:: Provided records ::

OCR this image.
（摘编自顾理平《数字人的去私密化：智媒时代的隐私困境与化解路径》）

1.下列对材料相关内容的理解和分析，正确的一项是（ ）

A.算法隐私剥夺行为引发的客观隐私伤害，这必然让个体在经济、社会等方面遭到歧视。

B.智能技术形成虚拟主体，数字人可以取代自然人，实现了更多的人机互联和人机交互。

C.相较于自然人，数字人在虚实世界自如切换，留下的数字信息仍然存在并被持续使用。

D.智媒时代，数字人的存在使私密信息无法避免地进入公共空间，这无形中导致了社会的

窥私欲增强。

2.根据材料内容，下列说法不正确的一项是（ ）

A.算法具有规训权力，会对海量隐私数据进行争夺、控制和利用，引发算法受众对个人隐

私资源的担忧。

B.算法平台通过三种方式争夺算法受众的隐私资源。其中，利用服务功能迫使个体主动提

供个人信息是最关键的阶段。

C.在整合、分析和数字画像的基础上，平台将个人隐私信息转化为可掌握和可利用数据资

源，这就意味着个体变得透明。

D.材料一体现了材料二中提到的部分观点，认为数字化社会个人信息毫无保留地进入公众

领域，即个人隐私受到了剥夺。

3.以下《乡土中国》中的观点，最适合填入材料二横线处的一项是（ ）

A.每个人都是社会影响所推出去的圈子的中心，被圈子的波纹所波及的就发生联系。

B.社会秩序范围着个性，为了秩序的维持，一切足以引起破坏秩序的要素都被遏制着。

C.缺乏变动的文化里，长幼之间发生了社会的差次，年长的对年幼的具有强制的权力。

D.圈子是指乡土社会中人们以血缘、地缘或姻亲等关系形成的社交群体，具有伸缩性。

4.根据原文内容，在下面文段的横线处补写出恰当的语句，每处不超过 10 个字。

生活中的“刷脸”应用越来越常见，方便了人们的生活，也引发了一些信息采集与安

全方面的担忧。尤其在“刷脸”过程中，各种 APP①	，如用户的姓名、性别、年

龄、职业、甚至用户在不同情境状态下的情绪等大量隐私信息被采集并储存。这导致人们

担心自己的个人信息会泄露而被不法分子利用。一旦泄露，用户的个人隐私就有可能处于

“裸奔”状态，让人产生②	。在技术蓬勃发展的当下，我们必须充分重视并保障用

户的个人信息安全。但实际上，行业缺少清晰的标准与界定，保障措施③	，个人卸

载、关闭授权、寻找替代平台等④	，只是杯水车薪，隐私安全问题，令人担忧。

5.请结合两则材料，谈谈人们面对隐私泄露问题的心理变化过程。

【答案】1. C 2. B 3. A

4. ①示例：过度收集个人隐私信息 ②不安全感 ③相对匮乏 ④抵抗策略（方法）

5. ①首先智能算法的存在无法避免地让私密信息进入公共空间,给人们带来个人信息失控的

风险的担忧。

:::

What the task asks. Set down the listing in full, keeping every word exactly as it is.

The solution.
OCR this image.
（摘编自顾理平《数字人的去私密化：智媒时代的隐私困境与化解路径》）

1.下列对材料相关内容的理解和分析，正确的一项是（ ）

A.算法隐私剥夺行为引发的客观隐私伤害，这必然让个体在经济、社会等方面遭到歧视。

B.智能技术形成虚拟主体，数字人可以取代自然人，实现了更多的人机互联和人机交互。

C.相较于自然人，数字人在虚实世界自如切换，留下的数字信息仍然存在并被持续使用。

D.智媒时代，数字人的存在使私密信息无法避免地进入公共空间，这无形中导致了社会的

窥私欲增强。

2.根据材料内容，下列说法不正确的一项是（ ）

A.算法具有规训权力，会对海量隐私数据进行争夺、控制和利用，引发算法受众对个人隐

私资源的担忧。

B.算法平台通过三种方式争夺算法受众的隐私资源。其中，利用服务功能迫使个体主动提

供个人信息是最关键的阶段。

C.在整合、分析和数字画像的基础上，平台将个人隐私信息转化为可掌握和可利用数据资

源，这就意味着个体变得透明。

D.材料一体现了材料二中提到的部分观点，认为数字化社会个人信息毫无保留地进入公众

领域，即个人隐私受到了剥夺。

3.以下《乡土中国》中的观点，最适合填入材料二横线处的一项是（ ）

A.每个人都是社会影响所推出去的圈子的中心，被圈子的波纹所波及的就发生联系。

B.社会秩序范围着个性，为了秩序的维持，一切足以引起破坏秩序的要素都被遏制着。

C.缺乏变动的文化里，长幼之间发生了社会的差次，年长的对年幼的具有强制的权力。

D.圈子是指乡土社会中人们以血缘、地缘或姻亲等关系形成的社交群体，具有伸缩性。

4.根据原文内容，在下面文段的横线处补写出恰当的语句，每处不超过 10 个字。

生活中的“刷脸”应用越来越常见，方便了人们的生活，也引发了一些信息采集与安

全方面的担忧。尤其在“刷脸”过程中，各种 APP①	，如用户的姓名、性别、年

龄、职业、甚至用户在不同情境状态下的情绪等大量隐私信息被采集并储存。这导致人们

担心自己的个人信息会泄露而被不法分子利用。一旦泄露，用户的个人隐私就有可能处于

“裸奔”状态，让人产生②	。在技术蓬勃发展的当下，我们必须充分重视并保障用

户的个人信息安全。但实际上，行业缺少清晰的标准与界定，保障措施③	，个人卸

载、关闭授权、寻找替代平台等④	，只是杯水车薪，隐私安全问题，令人担忧。

5.请结合两则材料，谈谈人们面对隐私泄露问题的心理变化过程。

【答案】1. C 2. B 3. A

4. ①示例：过度收集个人隐私信息 ②不安全感 ③相对匮乏 ④抵抗策略（方法）

5. ①首先智能算法的存在无法避免地让私密信息进入公共空间,给人们带来个人信息失控的

风险的担忧。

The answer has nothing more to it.